>> start

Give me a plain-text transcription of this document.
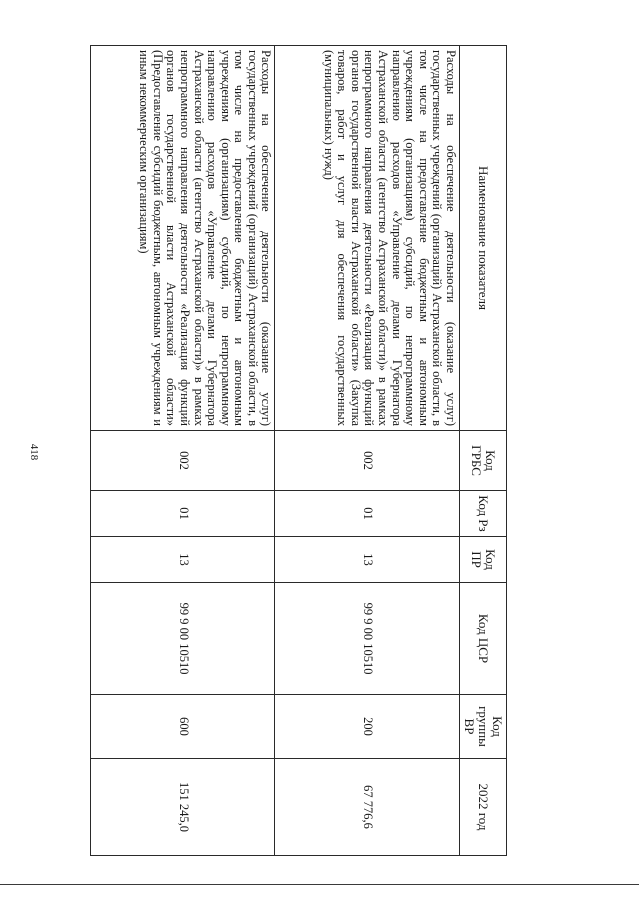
418
Наименование показателя	Код ГРБС	Код Рз	Код ПР	Код ЦСР	Код группы ВР	2022 год
Расходы на обеспечение деятельности (оказание услуг) государственных учреждений (организаций) Астраханской области, в том числе на предоставление бюджетным и автономным учреждениям (организациям) субсидий, по непрограммному направлению расходов «Управление делами Губернатора Астраханской области (агентство Астраханской области)» в рамках непрограммного направления деятельности «Реализация функций органов государственной власти Астраханской области» (Закупка товаров, работ и услуг для обеспечения государственных (муниципальных) нужд)	002	01	13	99 9 00 10510	200	67 776,6
Расходы на обеспечение деятельности (оказание услуг) государственных учреждений (организаций) Астраханской области, в том числе на предоставление бюджетным и автономным учреждениям (организациям) субсидий, по непрограммному направлению расходов «Управление делами Губернатора Астраханской области (агентство Астраханской области)» в рамках непрограммного направления деятельности «Реализация функций органов государственной власти Астраханской области» (Предоставление субсидий бюджетным, автономным учреждениям и иным некоммерческим организациям)	002	01	13	99 9 00 10510	600	151 245,0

>> end

The request |
Give the count of lines that hold the word "непрограммного", with nothing added.

Answer to this task |
2